__TASK BRIEF__:
From the records below, give the number of lines that contain the string "BilderVonFreunden", without any other text.
■ ■ ■ ■
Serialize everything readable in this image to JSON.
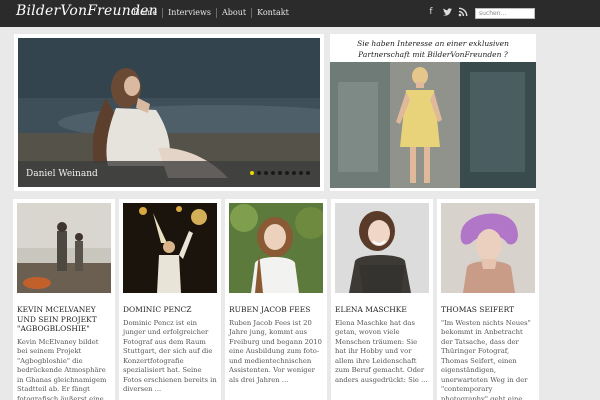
{
  "header": {
    "logo": "BilderVonFreunden",
    "nav": [
      {
        "label": "Home"
      },
      {
        "label": "Interviews"
      },
      {
        "label": "About"
      },
      {
        "label": "Kontakt"
      }
    ],
    "social_icons": [
      "facebook-icon",
      "twitter-icon",
      "rss-icon"
    ],
    "search_placeholder": "suchen..."
  },
  "slider": {
    "caption": "Daniel Weinand",
    "dot_count": 9,
    "active_dot": 0
  },
  "promo": {
    "text": "Sie haben Interesse an einer exklusiven Partnerschaft mit BilderVonFreunden ?"
  },
  "articles": [
    {
      "title": "KEVIN MCELVANEY UND SEIN PROJEKT \"AGBOGBLOSHIE\"",
      "excerpt": "Kevin McElvaney bildet bei seinem Projekt \"Agbogbloshie\" die bedrückende Atmosphäre in Ghanas gleichnamigem Stadtteil ab. Er fängt fotografisch äußerst eine ..."
    },
    {
      "title": "DOMINIC PENCZ",
      "excerpt": "Dominic Pencz ist ein junger und erfolgreicher Fotograf aus dem Raum Stuttgart, der sich auf die Konzertfotografie spezialisiert hat. Seine Fotos erschienen bereits in diversen ..."
    },
    {
      "title": "RUBEN JACOB FEES",
      "excerpt": "Ruben Jacob Fees ist 20 Jahre jung, kommt aus Freiburg und begann 2010 eine Ausbildung zum foto- und medientechnischen Assistenten. Vor weniger als drei Jahren ..."
    },
    {
      "title": "ELENA MASCHKE",
      "excerpt": "Elena Maschke hat das getan, wovon viele Menschen träumen: Sie hat ihr Hobby und vor allem ihre Leidenschaft zum Beruf gemacht. Oder anders ausgedrückt: Sie ..."
    },
    {
      "title": "THOMAS SEIFERT",
      "excerpt": "\"Im Westen nichts Neues\" bekommt in Anbetracht der Tatsache, dass der Thüringer Fotograf, Thomas Seifert, einen eigenständigen, unerwarteten Weg in der \"contemporary photography\" geht eine ..."
    }
  ]
}
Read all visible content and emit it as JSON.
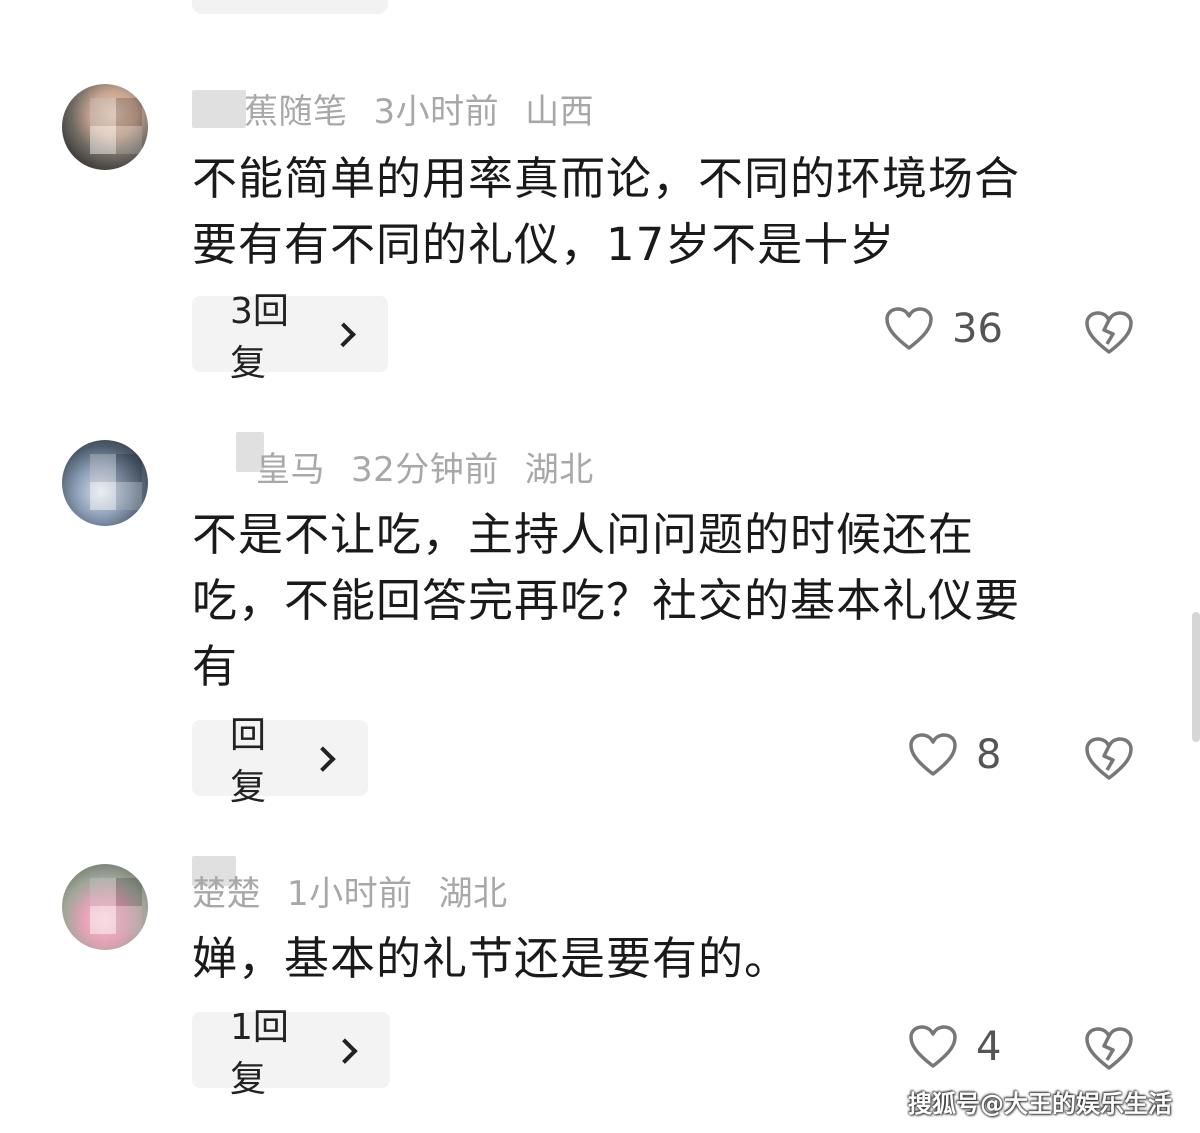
{
  "comments": [
    {
      "name": "蕉随笔",
      "time": "3小时前",
      "region": "山西",
      "text_lines": [
        "不能简单的用率真而论，不同的环境场合",
        "要有有不同的礼仪，17岁不是十岁"
      ],
      "reply_label": "3回复",
      "likes": "36"
    },
    {
      "name": "皇马",
      "time": "32分钟前",
      "region": "湖北",
      "text_lines": [
        "不是不让吃，主持人问问题的时候还在",
        "吃，不能回答完再吃？社交的基本礼仪要",
        "有"
      ],
      "reply_label": "回复",
      "likes": "8"
    },
    {
      "name": "楚楚",
      "time": "1小时前",
      "region": "湖北",
      "text_lines": [
        "婵，基本的礼节还是要有的。"
      ],
      "reply_label": "1回复",
      "likes": "4"
    }
  ],
  "icons": {
    "like": "heart-outline-icon",
    "dislike": "broken-heart-icon",
    "chevron": "chevron-right-icon"
  },
  "colors": {
    "meta_text": "#a8a8a8",
    "body_text": "#1a1a1a",
    "reply_bg": "#f3f3f3"
  },
  "watermark": "搜狐号@大王的娱乐生活"
}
■ ■ ■ ■
__OUTPUT OF THE EXERCISE__:
2